[Stored data]
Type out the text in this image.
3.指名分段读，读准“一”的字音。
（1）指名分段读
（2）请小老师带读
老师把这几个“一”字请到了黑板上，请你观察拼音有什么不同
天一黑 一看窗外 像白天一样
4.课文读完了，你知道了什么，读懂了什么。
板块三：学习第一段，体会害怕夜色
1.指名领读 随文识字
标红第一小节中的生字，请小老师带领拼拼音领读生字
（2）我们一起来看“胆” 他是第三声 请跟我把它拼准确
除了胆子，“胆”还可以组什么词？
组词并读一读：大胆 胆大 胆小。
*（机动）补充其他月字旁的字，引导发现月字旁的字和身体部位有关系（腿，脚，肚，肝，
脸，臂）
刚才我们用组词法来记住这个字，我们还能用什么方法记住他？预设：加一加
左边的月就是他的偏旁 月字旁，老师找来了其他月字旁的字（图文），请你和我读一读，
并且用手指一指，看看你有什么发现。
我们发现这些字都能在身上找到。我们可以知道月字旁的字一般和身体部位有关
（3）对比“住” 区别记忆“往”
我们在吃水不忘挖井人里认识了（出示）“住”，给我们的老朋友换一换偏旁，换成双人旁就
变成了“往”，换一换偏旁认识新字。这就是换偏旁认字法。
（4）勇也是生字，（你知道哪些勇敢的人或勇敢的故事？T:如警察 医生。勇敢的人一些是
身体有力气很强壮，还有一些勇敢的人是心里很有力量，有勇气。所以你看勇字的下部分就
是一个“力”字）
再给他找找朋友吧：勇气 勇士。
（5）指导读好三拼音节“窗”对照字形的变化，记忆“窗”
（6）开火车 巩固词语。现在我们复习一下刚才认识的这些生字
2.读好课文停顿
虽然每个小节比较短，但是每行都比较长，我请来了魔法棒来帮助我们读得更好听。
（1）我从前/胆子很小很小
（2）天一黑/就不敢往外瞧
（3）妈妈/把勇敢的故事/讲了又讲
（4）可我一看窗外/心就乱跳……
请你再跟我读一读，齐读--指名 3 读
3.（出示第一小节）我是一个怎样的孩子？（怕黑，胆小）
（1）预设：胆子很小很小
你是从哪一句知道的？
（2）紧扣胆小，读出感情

## [EXERCISE OBJECTIVE]
Print the whole listing exactly as it is.

## [TASK RESULT]
Type out the text in this image.
3.指名分段读，读准“一”的字音。
（1）指名分段读
（2）请小老师带读
老师把这几个“一”字请到了黑板上，请你观察拼音有什么不同
天一黑 一看窗外 像白天一样
4.课文读完了，你知道了什么，读懂了什么。
板块三：学习第一段，体会害怕夜色
1.指名领读 随文识字
标红第一小节中的生字，请小老师带领拼拼音领读生字
（2）我们一起来看“胆” 他是第三声 请跟我把它拼准确
除了胆子，“胆”还可以组什么词？
组词并读一读：大胆 胆大 胆小。
*（机动）补充其他月字旁的字，引导发现月字旁的字和身体部位有关系（腿，脚，肚，肝，
脸，臂）
刚才我们用组词法来记住这个字，我们还能用什么方法记住他？预设：加一加
左边的月就是他的偏旁 月字旁，老师找来了其他月字旁的字（图文），请你和我读一读，
并且用手指一指，看看你有什么发现。
我们发现这些字都能在身上找到。我们可以知道月字旁的字一般和身体部位有关
（3）对比“住” 区别记忆“往”
我们在吃水不忘挖井人里认识了（出示）“住”，给我们的老朋友换一换偏旁，换成双人旁就
变成了“往”，换一换偏旁认识新字。这就是换偏旁认字法。
（4）勇也是生字，（你知道哪些勇敢的人或勇敢的故事？T:如警察 医生。勇敢的人一些是
身体有力气很强壮，还有一些勇敢的人是心里很有力量，有勇气。所以你看勇字的下部分就
是一个“力”字）
再给他找找朋友吧：勇气 勇士。
（5）指导读好三拼音节“窗”对照字形的变化，记忆“窗”
（6）开火车 巩固词语。现在我们复习一下刚才认识的这些生字
2.读好课文停顿
虽然每个小节比较短，但是每行都比较长，我请来了魔法棒来帮助我们读得更好听。
（1）我从前/胆子很小很小
（2）天一黑/就不敢往外瞧
（3）妈妈/把勇敢的故事/讲了又讲
（4）可我一看窗外/心就乱跳……
请你再跟我读一读，齐读--指名 3 读
3.（出示第一小节）我是一个怎样的孩子？（怕黑，胆小）
（1）预设：胆子很小很小
你是从哪一句知道的？
（2）紧扣胆小，读出感情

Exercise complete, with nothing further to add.